Task material –
start

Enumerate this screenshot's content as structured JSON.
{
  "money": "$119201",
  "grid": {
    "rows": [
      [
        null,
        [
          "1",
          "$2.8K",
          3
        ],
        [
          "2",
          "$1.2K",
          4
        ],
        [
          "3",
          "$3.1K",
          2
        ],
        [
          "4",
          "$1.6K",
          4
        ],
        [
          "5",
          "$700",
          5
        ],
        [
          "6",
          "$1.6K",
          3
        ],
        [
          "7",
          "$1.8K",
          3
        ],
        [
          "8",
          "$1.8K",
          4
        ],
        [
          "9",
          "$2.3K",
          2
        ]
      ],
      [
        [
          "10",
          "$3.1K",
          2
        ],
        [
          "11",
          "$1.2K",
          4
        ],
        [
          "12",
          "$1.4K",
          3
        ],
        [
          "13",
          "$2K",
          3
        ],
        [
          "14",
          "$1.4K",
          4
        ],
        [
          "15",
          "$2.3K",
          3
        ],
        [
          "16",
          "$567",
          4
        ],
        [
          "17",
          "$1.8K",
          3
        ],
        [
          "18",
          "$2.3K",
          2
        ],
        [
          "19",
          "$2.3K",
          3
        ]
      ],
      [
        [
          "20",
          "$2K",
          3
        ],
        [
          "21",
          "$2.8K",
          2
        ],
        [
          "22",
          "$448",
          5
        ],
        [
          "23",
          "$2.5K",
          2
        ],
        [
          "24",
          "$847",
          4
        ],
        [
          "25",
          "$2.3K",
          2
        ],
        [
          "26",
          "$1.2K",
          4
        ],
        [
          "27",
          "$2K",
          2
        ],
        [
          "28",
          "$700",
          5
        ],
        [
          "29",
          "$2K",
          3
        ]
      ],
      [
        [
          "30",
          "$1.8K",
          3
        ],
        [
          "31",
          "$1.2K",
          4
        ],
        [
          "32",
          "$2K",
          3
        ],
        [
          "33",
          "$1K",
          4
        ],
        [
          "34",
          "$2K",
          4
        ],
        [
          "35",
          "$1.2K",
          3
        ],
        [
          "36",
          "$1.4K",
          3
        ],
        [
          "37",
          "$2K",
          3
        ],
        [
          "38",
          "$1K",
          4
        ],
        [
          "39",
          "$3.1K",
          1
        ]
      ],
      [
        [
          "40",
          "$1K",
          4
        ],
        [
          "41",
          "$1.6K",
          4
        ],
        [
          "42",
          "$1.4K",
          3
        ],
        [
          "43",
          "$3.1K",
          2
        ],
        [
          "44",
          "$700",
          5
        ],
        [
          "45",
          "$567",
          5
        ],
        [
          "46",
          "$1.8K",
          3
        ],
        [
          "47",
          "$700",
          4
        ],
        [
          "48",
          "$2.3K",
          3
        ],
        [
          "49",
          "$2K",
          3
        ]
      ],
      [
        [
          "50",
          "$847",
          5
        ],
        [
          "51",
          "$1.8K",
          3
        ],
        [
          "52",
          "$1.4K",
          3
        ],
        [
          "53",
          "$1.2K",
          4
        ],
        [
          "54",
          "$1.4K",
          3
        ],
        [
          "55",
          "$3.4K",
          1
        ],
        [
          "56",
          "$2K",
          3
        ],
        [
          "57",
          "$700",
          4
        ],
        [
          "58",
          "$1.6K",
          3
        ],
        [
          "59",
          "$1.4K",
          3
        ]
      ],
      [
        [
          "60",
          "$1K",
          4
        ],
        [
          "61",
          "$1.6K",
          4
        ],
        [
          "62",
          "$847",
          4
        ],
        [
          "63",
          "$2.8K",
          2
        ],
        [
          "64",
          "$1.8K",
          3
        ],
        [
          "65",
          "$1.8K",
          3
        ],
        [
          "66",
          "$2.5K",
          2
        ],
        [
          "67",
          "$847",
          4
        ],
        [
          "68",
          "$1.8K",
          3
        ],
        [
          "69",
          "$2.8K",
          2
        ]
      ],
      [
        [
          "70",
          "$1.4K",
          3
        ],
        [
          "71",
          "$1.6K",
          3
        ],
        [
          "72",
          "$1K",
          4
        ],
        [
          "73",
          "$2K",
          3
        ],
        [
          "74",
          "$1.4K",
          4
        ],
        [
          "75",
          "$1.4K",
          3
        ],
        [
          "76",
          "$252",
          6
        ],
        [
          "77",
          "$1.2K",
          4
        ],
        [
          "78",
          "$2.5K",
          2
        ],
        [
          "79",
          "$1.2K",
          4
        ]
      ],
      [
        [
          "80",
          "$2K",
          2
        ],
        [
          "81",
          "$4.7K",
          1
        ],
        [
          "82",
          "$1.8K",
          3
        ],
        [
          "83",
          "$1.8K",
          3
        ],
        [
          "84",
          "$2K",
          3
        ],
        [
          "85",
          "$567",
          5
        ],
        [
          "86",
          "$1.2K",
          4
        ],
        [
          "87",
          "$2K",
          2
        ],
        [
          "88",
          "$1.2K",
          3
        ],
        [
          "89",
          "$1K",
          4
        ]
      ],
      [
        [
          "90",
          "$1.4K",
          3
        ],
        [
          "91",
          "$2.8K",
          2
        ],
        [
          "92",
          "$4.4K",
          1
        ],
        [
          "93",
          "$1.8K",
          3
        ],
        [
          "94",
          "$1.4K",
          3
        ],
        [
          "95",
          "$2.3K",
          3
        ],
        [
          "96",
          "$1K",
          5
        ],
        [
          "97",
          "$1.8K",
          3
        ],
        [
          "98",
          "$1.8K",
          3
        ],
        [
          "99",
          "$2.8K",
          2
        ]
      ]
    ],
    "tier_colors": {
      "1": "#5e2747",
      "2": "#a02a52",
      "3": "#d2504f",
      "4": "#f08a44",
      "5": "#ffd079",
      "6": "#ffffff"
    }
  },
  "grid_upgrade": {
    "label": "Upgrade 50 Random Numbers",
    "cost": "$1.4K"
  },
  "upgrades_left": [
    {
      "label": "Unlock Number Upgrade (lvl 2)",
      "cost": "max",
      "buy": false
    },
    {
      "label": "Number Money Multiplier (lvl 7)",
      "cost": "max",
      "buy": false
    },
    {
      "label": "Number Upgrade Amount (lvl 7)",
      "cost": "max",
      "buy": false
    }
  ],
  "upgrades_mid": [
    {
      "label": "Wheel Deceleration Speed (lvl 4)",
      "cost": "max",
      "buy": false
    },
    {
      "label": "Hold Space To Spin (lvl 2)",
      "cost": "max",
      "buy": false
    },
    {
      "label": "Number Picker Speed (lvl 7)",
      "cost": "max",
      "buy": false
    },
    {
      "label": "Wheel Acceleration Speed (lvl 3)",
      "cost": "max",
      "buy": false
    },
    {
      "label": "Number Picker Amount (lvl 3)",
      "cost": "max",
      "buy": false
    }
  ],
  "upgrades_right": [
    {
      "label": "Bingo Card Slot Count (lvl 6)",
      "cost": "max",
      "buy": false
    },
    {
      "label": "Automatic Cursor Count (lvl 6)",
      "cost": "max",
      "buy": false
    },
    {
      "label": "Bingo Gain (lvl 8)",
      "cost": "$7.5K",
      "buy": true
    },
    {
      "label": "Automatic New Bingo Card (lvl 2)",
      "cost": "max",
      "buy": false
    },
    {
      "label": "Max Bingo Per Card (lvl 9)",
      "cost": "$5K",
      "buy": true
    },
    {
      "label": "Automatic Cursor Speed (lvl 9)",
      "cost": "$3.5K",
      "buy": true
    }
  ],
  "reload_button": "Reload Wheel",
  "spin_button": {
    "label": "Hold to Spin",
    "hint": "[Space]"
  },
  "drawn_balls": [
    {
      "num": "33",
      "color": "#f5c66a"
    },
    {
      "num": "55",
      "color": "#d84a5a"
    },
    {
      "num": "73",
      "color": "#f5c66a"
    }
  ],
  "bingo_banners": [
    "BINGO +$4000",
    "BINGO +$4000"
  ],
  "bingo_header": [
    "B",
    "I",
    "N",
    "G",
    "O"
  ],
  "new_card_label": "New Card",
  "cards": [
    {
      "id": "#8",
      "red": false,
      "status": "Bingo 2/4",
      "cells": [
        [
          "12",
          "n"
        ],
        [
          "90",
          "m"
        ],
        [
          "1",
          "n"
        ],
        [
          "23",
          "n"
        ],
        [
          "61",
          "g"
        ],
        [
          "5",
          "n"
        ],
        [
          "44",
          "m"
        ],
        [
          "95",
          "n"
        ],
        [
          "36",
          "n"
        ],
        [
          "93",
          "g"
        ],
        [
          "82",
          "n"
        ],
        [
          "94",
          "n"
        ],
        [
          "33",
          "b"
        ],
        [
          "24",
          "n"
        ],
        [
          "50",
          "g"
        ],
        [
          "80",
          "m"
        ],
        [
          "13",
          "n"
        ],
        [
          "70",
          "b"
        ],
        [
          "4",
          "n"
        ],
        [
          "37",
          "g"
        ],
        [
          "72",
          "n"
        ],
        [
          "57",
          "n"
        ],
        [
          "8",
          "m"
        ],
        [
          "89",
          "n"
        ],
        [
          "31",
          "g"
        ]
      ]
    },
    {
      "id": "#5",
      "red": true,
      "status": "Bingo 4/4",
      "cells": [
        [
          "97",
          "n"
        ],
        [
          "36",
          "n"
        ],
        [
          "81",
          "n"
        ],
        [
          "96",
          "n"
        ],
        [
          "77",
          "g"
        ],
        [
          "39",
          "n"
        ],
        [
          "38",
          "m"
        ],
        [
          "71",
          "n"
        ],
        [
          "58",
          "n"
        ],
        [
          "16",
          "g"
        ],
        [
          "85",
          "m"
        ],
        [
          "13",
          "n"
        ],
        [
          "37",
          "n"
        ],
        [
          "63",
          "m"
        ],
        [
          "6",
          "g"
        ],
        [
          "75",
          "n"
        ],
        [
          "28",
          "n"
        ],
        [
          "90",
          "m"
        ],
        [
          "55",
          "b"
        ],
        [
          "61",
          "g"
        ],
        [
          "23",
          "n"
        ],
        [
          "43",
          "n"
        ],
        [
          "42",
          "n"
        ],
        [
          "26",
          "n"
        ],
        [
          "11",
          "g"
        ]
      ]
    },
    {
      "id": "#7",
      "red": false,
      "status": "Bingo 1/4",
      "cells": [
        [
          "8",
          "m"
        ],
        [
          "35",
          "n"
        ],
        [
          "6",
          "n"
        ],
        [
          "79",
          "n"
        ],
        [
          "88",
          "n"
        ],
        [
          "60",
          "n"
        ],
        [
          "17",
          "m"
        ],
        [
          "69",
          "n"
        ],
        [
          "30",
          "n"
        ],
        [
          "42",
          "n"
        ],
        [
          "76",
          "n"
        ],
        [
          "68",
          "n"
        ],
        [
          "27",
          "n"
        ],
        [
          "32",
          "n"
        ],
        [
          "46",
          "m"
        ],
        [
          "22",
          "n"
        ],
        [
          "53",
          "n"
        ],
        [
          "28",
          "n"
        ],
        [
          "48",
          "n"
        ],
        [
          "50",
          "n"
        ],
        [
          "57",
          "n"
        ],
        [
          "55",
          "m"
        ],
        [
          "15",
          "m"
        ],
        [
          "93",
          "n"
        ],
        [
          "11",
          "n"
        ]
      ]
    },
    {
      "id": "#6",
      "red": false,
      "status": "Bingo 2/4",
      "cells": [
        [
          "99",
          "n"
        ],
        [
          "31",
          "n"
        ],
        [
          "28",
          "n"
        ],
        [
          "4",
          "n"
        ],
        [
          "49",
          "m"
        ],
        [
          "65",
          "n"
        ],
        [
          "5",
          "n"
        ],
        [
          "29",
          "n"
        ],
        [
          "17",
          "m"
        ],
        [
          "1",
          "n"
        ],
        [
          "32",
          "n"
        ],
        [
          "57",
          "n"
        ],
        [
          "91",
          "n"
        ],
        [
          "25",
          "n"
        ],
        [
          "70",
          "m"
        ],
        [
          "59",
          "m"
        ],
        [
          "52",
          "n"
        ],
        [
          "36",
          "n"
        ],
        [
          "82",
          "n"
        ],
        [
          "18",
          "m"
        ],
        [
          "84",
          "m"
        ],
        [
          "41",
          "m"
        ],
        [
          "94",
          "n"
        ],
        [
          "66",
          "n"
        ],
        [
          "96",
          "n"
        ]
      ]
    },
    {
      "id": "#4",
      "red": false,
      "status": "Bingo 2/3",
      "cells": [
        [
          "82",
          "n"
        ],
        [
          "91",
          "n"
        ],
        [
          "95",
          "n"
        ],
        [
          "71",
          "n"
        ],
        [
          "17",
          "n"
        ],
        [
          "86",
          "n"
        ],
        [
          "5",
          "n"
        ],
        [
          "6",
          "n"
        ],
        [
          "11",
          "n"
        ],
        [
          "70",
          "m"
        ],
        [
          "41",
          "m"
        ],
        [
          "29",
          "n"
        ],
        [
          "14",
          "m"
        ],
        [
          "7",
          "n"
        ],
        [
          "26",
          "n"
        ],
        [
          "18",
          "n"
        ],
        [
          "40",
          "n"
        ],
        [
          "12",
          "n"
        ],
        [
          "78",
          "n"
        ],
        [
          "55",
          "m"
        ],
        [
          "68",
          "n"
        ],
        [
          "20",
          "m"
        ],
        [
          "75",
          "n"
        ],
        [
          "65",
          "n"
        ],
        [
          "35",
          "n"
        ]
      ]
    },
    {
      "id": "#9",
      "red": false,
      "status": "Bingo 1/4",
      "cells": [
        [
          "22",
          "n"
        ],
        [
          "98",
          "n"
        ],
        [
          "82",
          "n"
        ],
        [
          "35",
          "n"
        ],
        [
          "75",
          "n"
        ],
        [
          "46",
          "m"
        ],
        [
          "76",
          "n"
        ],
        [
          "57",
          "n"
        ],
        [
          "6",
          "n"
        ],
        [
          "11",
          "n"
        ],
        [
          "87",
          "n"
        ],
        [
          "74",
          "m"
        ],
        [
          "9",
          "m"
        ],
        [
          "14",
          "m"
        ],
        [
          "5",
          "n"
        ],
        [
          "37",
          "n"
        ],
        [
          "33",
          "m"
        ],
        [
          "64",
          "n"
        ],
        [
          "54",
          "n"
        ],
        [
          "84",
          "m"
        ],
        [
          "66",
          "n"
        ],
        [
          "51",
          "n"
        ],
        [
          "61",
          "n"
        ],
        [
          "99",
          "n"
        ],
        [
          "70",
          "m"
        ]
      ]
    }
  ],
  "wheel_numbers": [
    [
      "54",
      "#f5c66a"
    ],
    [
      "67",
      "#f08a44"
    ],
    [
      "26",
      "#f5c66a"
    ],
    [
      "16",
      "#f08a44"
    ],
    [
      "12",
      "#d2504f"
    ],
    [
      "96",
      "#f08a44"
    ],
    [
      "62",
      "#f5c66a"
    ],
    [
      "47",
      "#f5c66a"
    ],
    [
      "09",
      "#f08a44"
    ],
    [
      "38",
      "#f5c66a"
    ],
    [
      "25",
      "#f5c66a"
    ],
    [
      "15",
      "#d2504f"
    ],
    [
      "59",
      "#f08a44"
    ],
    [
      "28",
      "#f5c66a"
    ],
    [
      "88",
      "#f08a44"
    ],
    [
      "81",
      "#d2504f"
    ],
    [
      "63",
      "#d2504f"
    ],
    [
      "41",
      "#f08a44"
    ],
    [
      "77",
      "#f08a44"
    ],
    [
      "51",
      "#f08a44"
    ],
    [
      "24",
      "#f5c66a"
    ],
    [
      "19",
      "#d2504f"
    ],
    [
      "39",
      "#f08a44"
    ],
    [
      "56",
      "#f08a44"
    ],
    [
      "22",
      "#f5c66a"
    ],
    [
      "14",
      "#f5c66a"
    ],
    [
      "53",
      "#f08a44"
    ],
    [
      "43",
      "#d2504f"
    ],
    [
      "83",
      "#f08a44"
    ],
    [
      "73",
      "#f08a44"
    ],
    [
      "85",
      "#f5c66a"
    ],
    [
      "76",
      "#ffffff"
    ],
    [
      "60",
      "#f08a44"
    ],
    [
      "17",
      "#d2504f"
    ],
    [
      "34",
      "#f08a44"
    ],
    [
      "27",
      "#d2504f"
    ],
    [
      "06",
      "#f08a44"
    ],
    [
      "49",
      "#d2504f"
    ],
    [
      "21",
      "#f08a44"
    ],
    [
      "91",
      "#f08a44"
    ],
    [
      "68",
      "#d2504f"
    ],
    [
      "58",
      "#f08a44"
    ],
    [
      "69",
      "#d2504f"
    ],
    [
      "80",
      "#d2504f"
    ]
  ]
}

end

Goal – Give the number of lines in the listing above that contain "Picker", and nothing else.

Complete output – 2